[Figure collection entries]
________
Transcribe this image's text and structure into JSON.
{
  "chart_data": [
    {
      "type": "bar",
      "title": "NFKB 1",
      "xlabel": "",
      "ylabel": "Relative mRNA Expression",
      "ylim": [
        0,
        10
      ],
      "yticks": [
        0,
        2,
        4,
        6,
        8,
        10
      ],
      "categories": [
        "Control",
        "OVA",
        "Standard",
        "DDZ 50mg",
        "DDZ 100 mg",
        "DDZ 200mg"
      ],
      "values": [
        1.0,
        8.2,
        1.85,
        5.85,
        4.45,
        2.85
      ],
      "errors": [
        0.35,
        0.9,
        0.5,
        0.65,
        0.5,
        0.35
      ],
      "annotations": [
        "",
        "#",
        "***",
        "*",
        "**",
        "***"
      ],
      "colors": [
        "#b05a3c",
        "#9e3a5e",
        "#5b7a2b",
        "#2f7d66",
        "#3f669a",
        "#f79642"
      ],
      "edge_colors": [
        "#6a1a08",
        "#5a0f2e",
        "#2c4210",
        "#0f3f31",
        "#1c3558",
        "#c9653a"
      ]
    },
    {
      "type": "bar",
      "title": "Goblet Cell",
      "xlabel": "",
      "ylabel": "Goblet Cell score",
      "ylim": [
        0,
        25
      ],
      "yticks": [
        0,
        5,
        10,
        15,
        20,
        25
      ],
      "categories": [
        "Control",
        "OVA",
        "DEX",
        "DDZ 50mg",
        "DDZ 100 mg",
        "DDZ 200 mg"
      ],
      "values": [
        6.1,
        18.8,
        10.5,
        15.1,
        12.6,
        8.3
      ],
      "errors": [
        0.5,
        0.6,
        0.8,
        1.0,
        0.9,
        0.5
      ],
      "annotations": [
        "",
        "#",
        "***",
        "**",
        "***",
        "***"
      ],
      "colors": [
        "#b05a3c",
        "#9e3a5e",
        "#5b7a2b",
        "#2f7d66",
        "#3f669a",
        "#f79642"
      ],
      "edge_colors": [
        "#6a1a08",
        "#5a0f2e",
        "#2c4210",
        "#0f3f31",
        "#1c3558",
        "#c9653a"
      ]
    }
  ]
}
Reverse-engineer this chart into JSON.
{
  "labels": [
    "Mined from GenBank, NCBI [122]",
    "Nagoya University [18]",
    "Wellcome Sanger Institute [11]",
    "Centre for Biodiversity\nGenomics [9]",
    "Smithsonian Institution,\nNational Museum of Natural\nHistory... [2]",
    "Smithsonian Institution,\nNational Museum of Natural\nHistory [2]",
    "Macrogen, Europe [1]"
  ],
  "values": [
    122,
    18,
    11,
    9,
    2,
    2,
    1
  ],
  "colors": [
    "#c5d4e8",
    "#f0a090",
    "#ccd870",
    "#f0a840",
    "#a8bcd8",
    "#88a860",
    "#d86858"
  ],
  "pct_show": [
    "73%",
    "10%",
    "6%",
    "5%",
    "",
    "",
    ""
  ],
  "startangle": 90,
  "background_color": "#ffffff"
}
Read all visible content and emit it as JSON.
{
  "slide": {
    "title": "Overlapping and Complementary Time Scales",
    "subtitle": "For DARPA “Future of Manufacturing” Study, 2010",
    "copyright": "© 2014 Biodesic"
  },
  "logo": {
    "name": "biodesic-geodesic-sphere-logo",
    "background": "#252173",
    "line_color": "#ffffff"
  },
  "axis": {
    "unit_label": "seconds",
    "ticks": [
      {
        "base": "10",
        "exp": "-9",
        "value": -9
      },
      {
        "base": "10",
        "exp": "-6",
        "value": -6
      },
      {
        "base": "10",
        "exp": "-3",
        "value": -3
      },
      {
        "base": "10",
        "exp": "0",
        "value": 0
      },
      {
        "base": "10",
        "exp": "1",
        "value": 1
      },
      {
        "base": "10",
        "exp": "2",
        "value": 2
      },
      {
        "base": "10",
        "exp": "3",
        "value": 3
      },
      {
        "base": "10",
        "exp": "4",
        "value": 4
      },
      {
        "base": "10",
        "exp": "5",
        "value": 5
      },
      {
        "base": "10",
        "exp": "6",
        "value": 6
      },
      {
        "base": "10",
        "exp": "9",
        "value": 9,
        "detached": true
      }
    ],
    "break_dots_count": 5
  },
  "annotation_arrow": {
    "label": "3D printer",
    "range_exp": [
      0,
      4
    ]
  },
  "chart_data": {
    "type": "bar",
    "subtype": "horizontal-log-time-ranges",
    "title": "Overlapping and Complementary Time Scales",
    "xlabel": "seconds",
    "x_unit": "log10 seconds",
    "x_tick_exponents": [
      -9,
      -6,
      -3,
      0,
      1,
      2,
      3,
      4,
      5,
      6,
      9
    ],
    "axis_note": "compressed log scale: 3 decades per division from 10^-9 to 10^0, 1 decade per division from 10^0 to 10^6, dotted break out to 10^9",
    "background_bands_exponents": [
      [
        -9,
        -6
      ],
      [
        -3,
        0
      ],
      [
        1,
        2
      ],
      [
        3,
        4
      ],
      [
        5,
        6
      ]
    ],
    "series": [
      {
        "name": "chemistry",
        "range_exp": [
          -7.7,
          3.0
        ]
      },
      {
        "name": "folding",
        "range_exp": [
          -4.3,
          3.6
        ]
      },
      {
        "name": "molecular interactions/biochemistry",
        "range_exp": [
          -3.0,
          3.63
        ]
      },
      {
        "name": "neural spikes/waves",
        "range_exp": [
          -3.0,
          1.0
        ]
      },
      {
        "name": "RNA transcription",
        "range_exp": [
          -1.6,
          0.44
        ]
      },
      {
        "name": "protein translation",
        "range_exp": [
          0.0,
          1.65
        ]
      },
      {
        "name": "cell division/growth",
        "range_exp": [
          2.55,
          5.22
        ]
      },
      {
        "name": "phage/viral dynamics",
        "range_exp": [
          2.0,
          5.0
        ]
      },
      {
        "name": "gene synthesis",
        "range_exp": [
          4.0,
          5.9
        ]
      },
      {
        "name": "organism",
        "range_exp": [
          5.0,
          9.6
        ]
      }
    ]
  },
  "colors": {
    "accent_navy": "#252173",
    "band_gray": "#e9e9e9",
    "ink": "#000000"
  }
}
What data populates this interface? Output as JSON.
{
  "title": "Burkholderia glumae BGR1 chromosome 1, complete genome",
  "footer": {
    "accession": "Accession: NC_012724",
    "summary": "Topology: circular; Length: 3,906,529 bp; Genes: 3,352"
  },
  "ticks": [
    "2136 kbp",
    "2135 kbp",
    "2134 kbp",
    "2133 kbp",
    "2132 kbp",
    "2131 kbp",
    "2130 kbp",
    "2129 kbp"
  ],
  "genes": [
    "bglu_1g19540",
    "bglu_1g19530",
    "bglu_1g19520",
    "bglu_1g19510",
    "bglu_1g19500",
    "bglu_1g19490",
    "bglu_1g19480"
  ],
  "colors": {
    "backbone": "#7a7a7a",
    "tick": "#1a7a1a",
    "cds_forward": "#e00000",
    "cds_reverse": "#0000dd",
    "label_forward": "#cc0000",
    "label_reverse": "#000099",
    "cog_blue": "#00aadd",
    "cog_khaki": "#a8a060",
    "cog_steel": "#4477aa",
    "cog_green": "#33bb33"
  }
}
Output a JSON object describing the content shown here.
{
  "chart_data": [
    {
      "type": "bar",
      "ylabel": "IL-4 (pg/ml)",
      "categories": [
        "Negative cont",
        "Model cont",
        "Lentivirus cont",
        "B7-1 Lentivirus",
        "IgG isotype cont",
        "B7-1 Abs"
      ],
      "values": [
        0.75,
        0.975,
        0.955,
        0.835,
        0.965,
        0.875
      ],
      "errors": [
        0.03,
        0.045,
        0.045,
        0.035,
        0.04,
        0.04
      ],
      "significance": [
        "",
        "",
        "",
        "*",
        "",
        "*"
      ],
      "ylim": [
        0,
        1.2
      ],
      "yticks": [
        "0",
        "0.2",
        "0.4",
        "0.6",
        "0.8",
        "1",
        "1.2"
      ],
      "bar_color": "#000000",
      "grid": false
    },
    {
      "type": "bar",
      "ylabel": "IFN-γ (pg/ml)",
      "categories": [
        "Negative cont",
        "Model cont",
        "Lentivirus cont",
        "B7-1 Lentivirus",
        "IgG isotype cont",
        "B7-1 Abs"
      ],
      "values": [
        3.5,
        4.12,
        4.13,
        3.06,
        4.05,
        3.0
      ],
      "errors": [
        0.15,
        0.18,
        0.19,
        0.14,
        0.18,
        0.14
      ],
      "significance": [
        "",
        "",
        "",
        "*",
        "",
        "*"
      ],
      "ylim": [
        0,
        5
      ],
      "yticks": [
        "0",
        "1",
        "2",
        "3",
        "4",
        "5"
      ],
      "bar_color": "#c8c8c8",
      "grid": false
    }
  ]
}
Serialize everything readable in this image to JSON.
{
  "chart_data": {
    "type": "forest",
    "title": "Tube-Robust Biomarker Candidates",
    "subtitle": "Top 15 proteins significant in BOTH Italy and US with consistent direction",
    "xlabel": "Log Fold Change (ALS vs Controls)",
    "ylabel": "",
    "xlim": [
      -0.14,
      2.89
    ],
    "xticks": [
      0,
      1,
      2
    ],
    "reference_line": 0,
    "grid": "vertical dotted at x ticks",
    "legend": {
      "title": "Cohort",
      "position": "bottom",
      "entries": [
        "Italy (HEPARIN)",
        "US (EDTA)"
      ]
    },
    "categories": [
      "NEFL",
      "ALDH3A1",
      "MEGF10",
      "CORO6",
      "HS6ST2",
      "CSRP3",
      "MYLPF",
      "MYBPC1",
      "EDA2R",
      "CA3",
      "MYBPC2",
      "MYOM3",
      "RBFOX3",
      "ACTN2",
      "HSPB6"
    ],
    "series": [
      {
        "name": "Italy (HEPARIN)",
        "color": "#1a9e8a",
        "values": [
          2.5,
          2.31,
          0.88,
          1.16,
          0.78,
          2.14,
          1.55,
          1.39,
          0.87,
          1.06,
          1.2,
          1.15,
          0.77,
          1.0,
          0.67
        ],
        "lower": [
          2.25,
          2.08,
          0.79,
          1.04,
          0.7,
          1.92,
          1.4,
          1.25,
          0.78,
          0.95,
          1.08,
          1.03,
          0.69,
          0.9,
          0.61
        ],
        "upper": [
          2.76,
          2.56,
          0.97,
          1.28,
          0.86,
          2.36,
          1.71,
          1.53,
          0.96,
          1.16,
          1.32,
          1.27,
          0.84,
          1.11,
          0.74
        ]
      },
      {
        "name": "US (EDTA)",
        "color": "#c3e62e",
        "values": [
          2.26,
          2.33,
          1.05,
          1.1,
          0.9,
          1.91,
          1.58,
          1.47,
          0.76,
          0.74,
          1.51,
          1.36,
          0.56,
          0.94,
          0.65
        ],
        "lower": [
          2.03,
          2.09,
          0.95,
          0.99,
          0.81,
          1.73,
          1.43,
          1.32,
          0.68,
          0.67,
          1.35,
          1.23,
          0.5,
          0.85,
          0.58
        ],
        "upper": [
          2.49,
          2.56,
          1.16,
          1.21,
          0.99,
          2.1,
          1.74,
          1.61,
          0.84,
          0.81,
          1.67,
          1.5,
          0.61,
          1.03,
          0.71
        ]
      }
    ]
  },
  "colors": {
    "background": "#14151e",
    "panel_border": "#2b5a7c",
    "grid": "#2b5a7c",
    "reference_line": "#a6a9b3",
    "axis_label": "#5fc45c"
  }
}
________
• **Description of the task**: Lines containing the word "this" are to be located in the entries and copied.

• **Result of the exercise**:
Transcribe this image's text and structure into JSON.
Reverse-engineer this chart into JSON.
What data populates this interface? Output as JSON.
Serialize everything readable in this image to JSON.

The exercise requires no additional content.